### WHAT THIS TASK INVOLVES
Render every entry exactly as it appears.

### DATA EXTRACT
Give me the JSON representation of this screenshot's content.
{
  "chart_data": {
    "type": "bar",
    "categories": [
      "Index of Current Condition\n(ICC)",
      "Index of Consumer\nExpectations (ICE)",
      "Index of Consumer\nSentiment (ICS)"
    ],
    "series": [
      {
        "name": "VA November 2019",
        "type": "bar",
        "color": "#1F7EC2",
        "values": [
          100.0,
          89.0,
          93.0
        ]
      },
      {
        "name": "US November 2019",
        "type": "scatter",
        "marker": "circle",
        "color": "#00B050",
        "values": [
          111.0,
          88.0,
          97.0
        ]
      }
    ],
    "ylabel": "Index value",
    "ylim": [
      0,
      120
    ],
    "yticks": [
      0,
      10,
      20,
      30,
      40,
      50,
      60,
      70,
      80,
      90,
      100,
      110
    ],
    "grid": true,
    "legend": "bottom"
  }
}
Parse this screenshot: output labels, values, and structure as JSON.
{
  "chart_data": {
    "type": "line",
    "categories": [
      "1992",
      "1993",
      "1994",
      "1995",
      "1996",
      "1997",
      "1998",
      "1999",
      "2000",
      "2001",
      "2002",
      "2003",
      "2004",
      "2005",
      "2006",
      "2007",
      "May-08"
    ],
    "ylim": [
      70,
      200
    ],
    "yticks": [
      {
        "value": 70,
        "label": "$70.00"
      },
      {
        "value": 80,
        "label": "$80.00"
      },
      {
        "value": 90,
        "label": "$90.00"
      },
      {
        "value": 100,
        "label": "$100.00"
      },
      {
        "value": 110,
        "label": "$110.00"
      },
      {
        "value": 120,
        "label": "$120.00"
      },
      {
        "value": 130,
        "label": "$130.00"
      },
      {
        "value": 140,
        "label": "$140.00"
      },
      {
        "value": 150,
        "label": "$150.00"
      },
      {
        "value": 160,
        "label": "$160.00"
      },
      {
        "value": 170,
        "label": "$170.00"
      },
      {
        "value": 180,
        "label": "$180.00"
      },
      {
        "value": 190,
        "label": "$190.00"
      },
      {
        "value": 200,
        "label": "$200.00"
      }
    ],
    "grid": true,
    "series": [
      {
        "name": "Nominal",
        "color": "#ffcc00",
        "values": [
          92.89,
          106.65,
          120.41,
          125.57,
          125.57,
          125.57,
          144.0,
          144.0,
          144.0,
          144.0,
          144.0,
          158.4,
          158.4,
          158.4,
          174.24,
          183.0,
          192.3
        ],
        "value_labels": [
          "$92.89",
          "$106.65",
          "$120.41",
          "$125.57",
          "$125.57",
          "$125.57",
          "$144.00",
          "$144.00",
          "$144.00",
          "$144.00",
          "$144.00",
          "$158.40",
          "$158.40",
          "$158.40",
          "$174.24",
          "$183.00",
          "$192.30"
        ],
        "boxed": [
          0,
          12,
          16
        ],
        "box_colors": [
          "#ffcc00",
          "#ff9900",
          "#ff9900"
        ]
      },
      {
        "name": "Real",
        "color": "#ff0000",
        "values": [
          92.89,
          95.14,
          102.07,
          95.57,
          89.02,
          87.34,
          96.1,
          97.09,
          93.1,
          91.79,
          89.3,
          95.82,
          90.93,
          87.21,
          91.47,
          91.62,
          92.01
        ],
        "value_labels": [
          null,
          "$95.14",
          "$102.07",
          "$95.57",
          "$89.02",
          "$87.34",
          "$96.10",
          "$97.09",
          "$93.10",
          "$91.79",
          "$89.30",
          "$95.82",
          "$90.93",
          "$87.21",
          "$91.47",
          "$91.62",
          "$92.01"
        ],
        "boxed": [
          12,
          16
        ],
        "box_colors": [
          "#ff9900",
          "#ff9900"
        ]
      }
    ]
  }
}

### ANSWER TO THE EXERCISE
Give me the JSON representation of this screenshot's content.
{
  "chart_data": {
    "type": "bar",
    "categories": [
      "Index of Current Condition\n(ICC)",
      "Index of Consumer\nExpectations (ICE)",
      "Index of Consumer\nSentiment (ICS)"
    ],
    "series": [
      {
        "name": "VA November 2019",
        "type": "bar",
        "color": "#1F7EC2",
        "values": [
          100.0,
          89.0,
          93.0
        ]
      },
      {
        "name": "US November 2019",
        "type": "scatter",
        "marker": "circle",
        "color": "#00B050",
        "values": [
          111.0,
          88.0,
          97.0
        ]
      }
    ],
    "ylabel": "Index value",
    "ylim": [
      0,
      120
    ],
    "yticks": [
      0,
      10,
      20,
      30,
      40,
      50,
      60,
      70,
      80,
      90,
      100,
      110
    ],
    "grid": true,
    "legend": "bottom"
  }
}
Parse this screenshot: output labels, values, and structure as JSON.
{
  "chart_data": {
    "type": "line",
    "categories": [
      "1992",
      "1993",
      "1994",
      "1995",
      "1996",
      "1997",
      "1998",
      "1999",
      "2000",
      "2001",
      "2002",
      "2003",
      "2004",
      "2005",
      "2006",
      "2007",
      "May-08"
    ],
    "ylim": [
      70,
      200
    ],
    "yticks": [
      {
        "value": 70,
        "label": "$70.00"
      },
      {
        "value": 80,
        "label": "$80.00"
      },
      {
        "value": 90,
        "label": "$90.00"
      },
      {
        "value": 100,
        "label": "$100.00"
      },
      {
        "value": 110,
        "label": "$110.00"
      },
      {
        "value": 120,
        "label": "$120.00"
      },
      {
        "value": 130,
        "label": "$130.00"
      },
      {
        "value": 140,
        "label": "$140.00"
      },
      {
        "value": 150,
        "label": "$150.00"
      },
      {
        "value": 160,
        "label": "$160.00"
      },
      {
        "value": 170,
        "label": "$170.00"
      },
      {
        "value": 180,
        "label": "$180.00"
      },
      {
        "value": 190,
        "label": "$190.00"
      },
      {
        "value": 200,
        "label": "$200.00"
      }
    ],
    "grid": true,
    "series": [
      {
        "name": "Nominal",
        "color": "#ffcc00",
        "values": [
          92.89,
          106.65,
          120.41,
          125.57,
          125.57,
          125.57,
          144.0,
          144.0,
          144.0,
          144.0,
          144.0,
          158.4,
          158.4,
          158.4,
          174.24,
          183.0,
          192.3
        ],
        "value_labels": [
          "$92.89",
          "$106.65",
          "$120.41",
          "$125.57",
          "$125.57",
          "$125.57",
          "$144.00",
          "$144.00",
          "$144.00",
          "$144.00",
          "$144.00",
          "$158.40",
          "$158.40",
          "$158.40",
          "$174.24",
          "$183.00",
          "$192.30"
        ],
        "boxed": [
          0,
          12,
          16
        ],
        "box_colors": [
          "#ffcc00",
          "#ff9900",
          "#ff9900"
        ]
      },
      {
        "name": "Real",
        "color": "#ff0000",
        "values": [
          92.89,
          95.14,
          102.07,
          95.57,
          89.02,
          87.34,
          96.1,
          97.09,
          93.1,
          91.79,
          89.3,
          95.82,
          90.93,
          87.21,
          91.47,
          91.62,
          92.01
        ],
        "value_labels": [
          null,
          "$95.14",
          "$102.07",
          "$95.57",
          "$89.02",
          "$87.34",
          "$96.10",
          "$97.09",
          "$93.10",
          "$91.79",
          "$89.30",
          "$95.82",
          "$90.93",
          "$87.21",
          "$91.47",
          "$91.62",
          "$92.01"
        ],
        "boxed": [
          12,
          16
        ],
        "box_colors": [
          "#ff9900",
          "#ff9900"
        ]
      }
    ]
  }
}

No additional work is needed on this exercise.